## Fragmento de texto
□ □ □

1. GÉNESIS: SLUMDOG MILLIONAIRE

En el pressbook ofrecido a la prensa con motivo de la celebración del Festival de Cannes, la directora libanesa contaba cómo se generó en su mente la idea de realizar Cafarnaúm (Capharnaüm). Volviendo de una fiesta a la 01:00 a.m. (sic), detuvo su coche en un semáforo donde observó, a través de la ventanilla de este, a una mujer durmiendo en la calle con su niño en brazos, el bebé no lloraba, sino que parecía acostumbrado a esta triste situación, soportando con el estoicismo que aporta la cotidianidad el frío, el hambre, etc.

La primera idea que considero relevante, a raíz de la anécdota que cuenta la entrevista, viene dada por la imagen que se genera (al menos en mí) tras la lectura de la génesis del filme: la directora, aún con su vestido de fiesta, quizás comentando con su acompañante alguna anécdota de la misma, mirando a través de un cristal a la pobreza más absoluta. Este retrato persiste en mí cada vez que hago memoria de Cafarnaúm (Capharnaüm). Me resulta imposible recordarla sin pensar que su nacimiento se produjo a través de una superficie reflectante, no gracias al contacto directo con una realidad no mediatizada por obstáculos deformantes. Ese punto de vista profiláctico, de aislamiento, de persona que mira desde la seguridad de su refugio móvil, me parece clave a la hora de entender su filosofía.

2. PLANO CENITAL: EL CIELO SOBRE BEIRUT

Existía, entre algunos compañeros de la prensa internacional, la intención (imagino realizada) de vincular la película que nos ocupa con los títulos clásicos habituales de la escuela neorrealista italiana, del De Sica de Ladrón de bicicletas (Ladri di biciclette, 1948) al Rossellini de Alemania, año cero (Germania, anno zero, 1948). No es objeto de este texto, ya lo decíamos en su arranque, generar polémicas absurdas con opiniones que divergen de la nuestra, sí lo es, en cambio, tratar de explicar porque no creemos que se pueda incluir su título en ese canon del cine social. Todo tiene que ver con el punto de vista que asume su autora. Tomemos como ejemplo ese momento en el que Labaki, haciendo uso de una cámara dron, realiza una panorámica cenital sobre los tejados de las chabolas de Beirut, queriendo mostrar la metástasis de la miseria y hasta qué punto se extiende esta en el cuerpo de la capital libanesa.

□ □ □

## Tareas pendientes
[1] Reescribe el texto sobre Cafarnaúm comenzando en "En el pressbook" y siguiendo hasta "el hambre, etc.", cambiando "coche" por "automóvil".
[2] Según el texto sobre Cafarnaúm, ¿qué observó la directora a través de la ventanilla al detenerse en el semáforo?
Los registros no guardan ninguna relación con el texto sobre Cafarnaúm.

Registros de dónde aparecen los elementos:

□ □ □

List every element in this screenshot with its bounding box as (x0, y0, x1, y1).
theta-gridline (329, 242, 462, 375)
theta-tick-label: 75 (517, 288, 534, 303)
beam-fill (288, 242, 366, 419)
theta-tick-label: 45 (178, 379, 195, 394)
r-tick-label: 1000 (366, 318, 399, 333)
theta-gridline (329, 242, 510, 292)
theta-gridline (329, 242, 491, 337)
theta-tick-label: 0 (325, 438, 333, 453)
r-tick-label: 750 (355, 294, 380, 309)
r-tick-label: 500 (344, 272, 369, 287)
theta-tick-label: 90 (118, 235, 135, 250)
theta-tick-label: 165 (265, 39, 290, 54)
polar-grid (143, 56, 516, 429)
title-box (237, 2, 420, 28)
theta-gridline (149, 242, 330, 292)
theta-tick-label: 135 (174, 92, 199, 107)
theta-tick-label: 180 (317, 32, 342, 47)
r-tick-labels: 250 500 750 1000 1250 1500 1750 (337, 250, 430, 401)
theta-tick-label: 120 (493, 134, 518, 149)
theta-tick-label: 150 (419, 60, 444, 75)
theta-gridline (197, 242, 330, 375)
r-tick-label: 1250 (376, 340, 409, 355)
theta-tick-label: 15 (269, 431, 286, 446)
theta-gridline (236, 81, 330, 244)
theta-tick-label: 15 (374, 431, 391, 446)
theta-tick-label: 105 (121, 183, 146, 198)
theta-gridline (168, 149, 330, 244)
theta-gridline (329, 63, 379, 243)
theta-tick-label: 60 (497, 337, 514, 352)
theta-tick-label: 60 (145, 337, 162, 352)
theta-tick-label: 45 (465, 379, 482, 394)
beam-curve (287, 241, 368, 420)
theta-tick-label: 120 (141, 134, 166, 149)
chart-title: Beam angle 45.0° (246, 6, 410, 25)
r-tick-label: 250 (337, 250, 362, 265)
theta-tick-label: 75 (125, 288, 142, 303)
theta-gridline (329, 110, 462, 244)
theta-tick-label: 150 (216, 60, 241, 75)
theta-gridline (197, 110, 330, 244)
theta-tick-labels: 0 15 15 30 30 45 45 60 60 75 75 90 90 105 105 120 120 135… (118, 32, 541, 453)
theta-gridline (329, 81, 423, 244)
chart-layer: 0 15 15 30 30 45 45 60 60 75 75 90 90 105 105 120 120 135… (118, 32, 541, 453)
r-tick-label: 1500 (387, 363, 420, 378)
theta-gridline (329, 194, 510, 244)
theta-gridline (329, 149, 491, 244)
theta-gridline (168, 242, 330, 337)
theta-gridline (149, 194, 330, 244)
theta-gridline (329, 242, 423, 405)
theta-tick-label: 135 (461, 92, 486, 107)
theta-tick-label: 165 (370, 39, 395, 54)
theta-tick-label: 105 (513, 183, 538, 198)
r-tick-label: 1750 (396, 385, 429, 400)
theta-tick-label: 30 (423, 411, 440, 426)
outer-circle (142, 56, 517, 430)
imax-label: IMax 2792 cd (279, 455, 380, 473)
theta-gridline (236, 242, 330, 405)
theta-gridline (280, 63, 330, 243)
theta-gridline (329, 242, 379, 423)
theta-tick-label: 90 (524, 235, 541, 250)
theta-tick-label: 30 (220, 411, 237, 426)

□ □ □

## Respuestas redactadas
[1]
En el pressbook ofrecido a la prensa con motivo de la celebración del Festival de Cannes, la directora libanesa contaba cómo se generó en su mente la idea de realizar Cafarnaúm (Capharnaüm). Volviendo de una fiesta a la 01:00 a.m. (sic), detuvo su automóvil en un semáforo donde observó, a través de la ventanilla de este, a una mujer durmiendo en la calle con su niño en brazos, el bebé no lloraba, sino que parecía acostumbrado a esta triste situación, soportando con el estoicismo que aporta la cotidianidad el frío, el hambre, etc.

[2] A una mujer durmiendo en la calle con su niño en brazos.